Book Review: Where's the payoff? Summary: 3 Stars
I've wanted to read Updike for a while and 'Rabbit, Run' is my first foray. It's clear from the beginning that this isn't a novel of the casual-reading variety that will allow your eyes to dance across rapidly turning pages. It doesn't pull you in like that. Updike has a gift for descriptive prose (in fact that's what you're going to get throughout the novel) and as such you have to invest time and effort to absorb and immerse yourself into the whole of it. By committing and submitting yourself to this narrative you allow Updike to use his primary vehicle for relating his characters.
The prose can be challenging, especially at first, like listening to a foreigner trying to speak English, you have to shift gears and give yourself time to attune to the flow and pattern of this delivery. As such, I viewed the approximately first 30 pages as a disembodied, boastful and self-serving exercise in prose designed to show off the prowess of a clever writer as opposed to the delight encountered upon finding a novel that has an ability to grab you right away and immediately begin advancing the story. The descriptive text can be numbing and I catch myself reading individual words and individual sentences, focusing on the wordplay instead of absorbing the character and story. I force patience in myself and as the characters and style become more familiar the verbosity of prose begins to feel less burdensome.
If you're the type of person whose heart sinks at the sight of a paragraph that extends a page or more, and there are definitely a few of those in here, then this book is probably not for you. But it's not just that the paragraphs can be (and feel) long, rather it's the feeling that each paragraph and each descriptive little nugget within seems to relate a quality or feeling of grotesqueness and distortion, and the longer the paragraph the longer you're submerged, held under, gasping for breath. Some might say 'that's the point, to be unsettled' and I can understand this argument but the story is filled primarily with this manner of textual undertow, and, combined with the accompanying tragic characters (even the children are made to feel tragic), the reader is pulled relentlessly into an unsatisfying, spiraling morass. At the end, characters' positions may change but the changes are slight and circumstantial at best (not dictated by realization or self-determination) leaving the reader to ponder only the lack of growth, reward, justice, and ultimately payoff.

STORED DATA ::

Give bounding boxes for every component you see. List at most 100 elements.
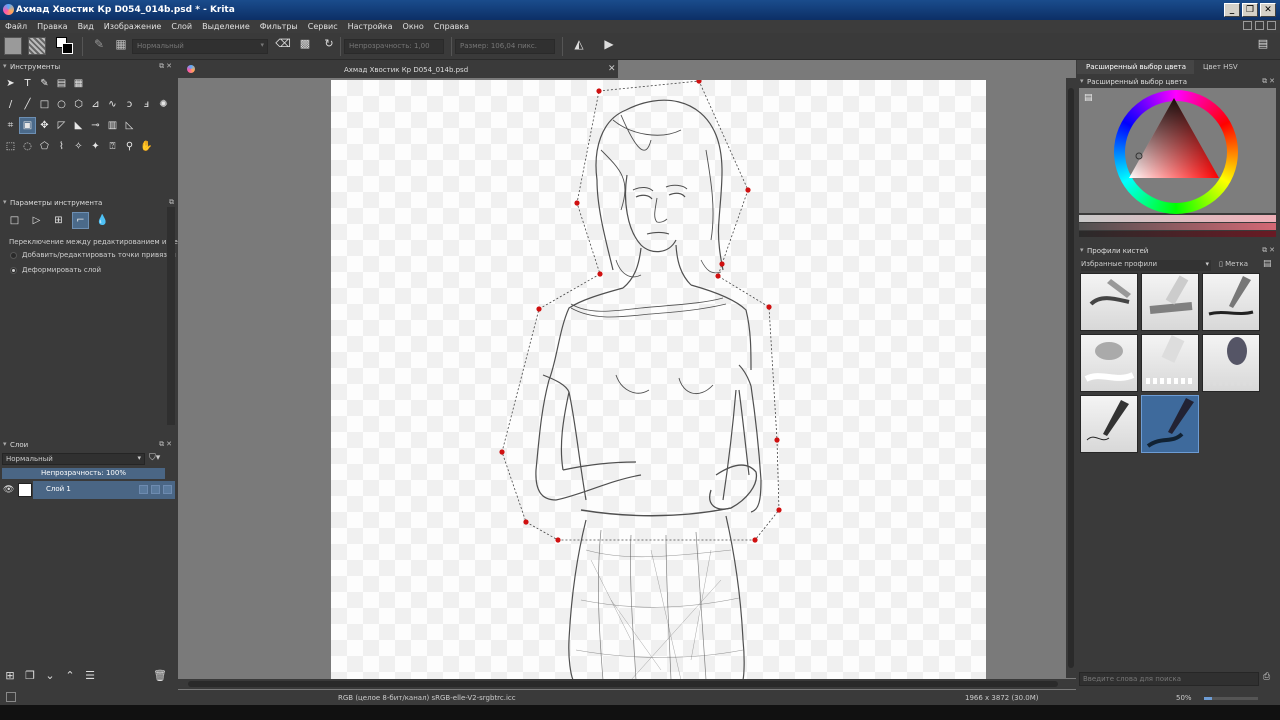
mirror-horizontal-icon[interactable]: ◭	[570, 37, 588, 55]
bezier-select-icon[interactable]: ⍰	[104, 138, 121, 155]
liquify-transform-icon[interactable]: 💧	[94, 212, 111, 229]
preserve-alpha-icon[interactable]: ▩	[296, 37, 314, 55]
layers-dock-controls-icon[interactable]: ⧉✕	[159, 440, 174, 449]
dock-float-icon[interactable]: ⧉	[169, 198, 174, 207]
lock-icon[interactable]	[139, 485, 148, 494]
bezier-icon[interactable]: ∿	[104, 96, 121, 113]
cage-handle[interactable]	[696, 80, 702, 84]
freehand-path-icon[interactable]: ↄ	[121, 96, 138, 113]
duplicate-layer-icon[interactable]: ❐	[23, 669, 37, 683]
pattern-chooser-icon[interactable]	[28, 37, 46, 55]
eye-icon[interactable]: 👁	[3, 485, 14, 495]
layer-name[interactable]: Слой 1	[46, 485, 71, 493]
warp-transform-icon[interactable]: ⊞	[50, 212, 67, 229]
minimize-button[interactable]: _	[1224, 3, 1240, 17]
move-icon[interactable]: ✥	[36, 117, 53, 134]
deform-layer-label[interactable]: Деформировать слой	[22, 266, 101, 274]
reload-preset-icon[interactable]: ↻	[320, 37, 338, 55]
blend-mode-select[interactable]: Нормальный ▾	[132, 39, 268, 54]
move-layer-up-icon[interactable]: ⌃	[63, 669, 77, 683]
add-points-radio[interactable]	[10, 252, 17, 259]
menu-settings[interactable]: Настройка	[343, 20, 398, 33]
cage-handle[interactable]	[523, 519, 529, 525]
cage-handle[interactable]	[536, 306, 542, 312]
shear-icon[interactable]: ◸	[53, 117, 70, 134]
eraser-hard-preset[interactable]	[1141, 334, 1199, 392]
favorites-select[interactable]: Избранные профили ▾	[1081, 260, 1211, 271]
gradient-edit-icon[interactable]: ▦	[70, 75, 87, 92]
menu-tools[interactable]: Сервис	[303, 20, 343, 33]
eraser-pen-preset[interactable]	[1202, 334, 1260, 392]
pencil-preset[interactable]	[1080, 273, 1138, 331]
contiguous-select-icon[interactable]: ✧	[70, 138, 87, 155]
text-icon[interactable]: T	[19, 75, 36, 92]
tag-filter[interactable]: ▯ Метка	[1219, 260, 1248, 268]
alpha-lock-icon[interactable]	[151, 485, 160, 494]
menu-window[interactable]: Окно	[398, 20, 429, 33]
marker-preset[interactable]	[1141, 273, 1199, 331]
add-points-label[interactable]: Добавить/редактировать точки привязки	[22, 251, 176, 259]
perspective-transform-icon[interactable]: ▷	[28, 212, 45, 229]
mdi-restore-icon[interactable]	[1255, 21, 1264, 30]
menu-select[interactable]: Выделение	[197, 20, 255, 33]
menu-edit[interactable]: Правка	[32, 20, 72, 33]
tab-advanced-color[interactable]: Расширенный выбор цвета	[1077, 60, 1195, 74]
size-slider[interactable]: Размер: 106,04 пикс.	[455, 39, 555, 54]
mdi-minimize-icon[interactable]	[1243, 21, 1252, 30]
brush-presets-icon[interactable]: ▦	[112, 37, 130, 55]
preset-view-options-icon[interactable]: ▤	[1263, 259, 1272, 269]
tab-hsv-color[interactable]: Цвет HSV	[1194, 60, 1246, 74]
freehand-brush-icon[interactable]: /	[2, 96, 19, 113]
menu-layer[interactable]: Слой	[166, 20, 197, 33]
dock-float-close-icon[interactable]: ⧉✕	[159, 62, 174, 71]
polygon-select-icon[interactable]: ⬠	[36, 138, 53, 155]
color-history-bars[interactable]	[1079, 215, 1276, 237]
saturation-value-triangle[interactable]	[1129, 98, 1229, 188]
rectangle-icon[interactable]: □	[36, 96, 53, 113]
zoom-slider[interactable]	[1204, 697, 1258, 700]
polyline-icon[interactable]: ⊿	[87, 96, 104, 113]
menu-file[interactable]: Файл	[0, 20, 32, 33]
brush-editor-icon[interactable]: ✎	[90, 37, 108, 55]
crop-icon[interactable]: ⌗	[2, 117, 19, 134]
ellipse-icon[interactable]: ○	[53, 96, 70, 113]
add-layer-icon[interactable]: ⊞	[3, 669, 17, 683]
delete-layer-icon[interactable]: 🗑	[153, 669, 167, 683]
save-preset-icon[interactable]: ⎙	[1263, 672, 1270, 682]
workspace-chooser-icon[interactable]: ▤	[1254, 37, 1272, 55]
transform-icon[interactable]: ▣	[19, 117, 36, 134]
eraser-soft-preset[interactable]	[1080, 334, 1138, 392]
pattern-icon[interactable]: ▥	[104, 117, 121, 134]
mirror-vertical-icon[interactable]: ▶	[600, 37, 618, 55]
rect-select-icon[interactable]: ⬚	[2, 138, 19, 155]
fg-bg-color-icon[interactable]	[56, 37, 74, 55]
layer-filter-icon[interactable]: ⛉▾	[149, 453, 160, 463]
calligraphy-icon[interactable]: ▤	[53, 75, 70, 92]
color-dock-controls-icon[interactable]: ⧉✕	[1262, 77, 1277, 86]
cage-handle[interactable]	[555, 537, 561, 543]
cage-handle[interactable]	[574, 200, 580, 206]
cage-handle[interactable]	[745, 187, 751, 193]
edit-shapes-icon[interactable]: ✎	[36, 75, 53, 92]
preset-search-input[interactable]: Введите слова для поиска	[1079, 672, 1259, 686]
line-icon[interactable]: ╱	[19, 96, 36, 113]
cage-handle[interactable]	[596, 88, 602, 94]
close-tab-icon[interactable]: ✕	[608, 64, 616, 74]
new-document-icon[interactable]	[4, 37, 22, 55]
cage-transform-icon[interactable]: ⌐	[72, 212, 89, 229]
inherit-alpha-icon[interactable]	[163, 485, 172, 494]
color-picker-icon[interactable]: ⊸	[87, 117, 104, 134]
canvas-vertical-scrollbar[interactable]	[1066, 78, 1076, 678]
color-settings-icon[interactable]: ▤	[1084, 93, 1095, 104]
polygon-icon[interactable]: ⬡	[70, 96, 87, 113]
color-selector[interactable]: ▤	[1079, 88, 1276, 214]
zoom-icon[interactable]: ⚲	[121, 138, 138, 155]
brush-dock-controls-icon[interactable]: ⧉✕	[1262, 246, 1277, 255]
document-tab-label[interactable]: Ахмад Хвостик Кр D054_014b.psd	[344, 66, 468, 74]
mdi-close-icon[interactable]	[1267, 21, 1276, 30]
menu-help[interactable]: Справка	[429, 20, 474, 33]
canvas-horizontal-scrollbar[interactable]	[178, 679, 1076, 689]
eraser-mode-icon[interactable]: ⌫	[274, 37, 292, 55]
menu-image[interactable]: Изображение	[99, 20, 167, 33]
restore-button[interactable]: ❐	[1242, 3, 1258, 17]
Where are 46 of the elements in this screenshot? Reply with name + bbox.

TASK DETAILS :: In the book review, about how many opening pages did the reviewer regard as a showy exercise in prose?

TASK RESULT :: Approximately the first 30 pages.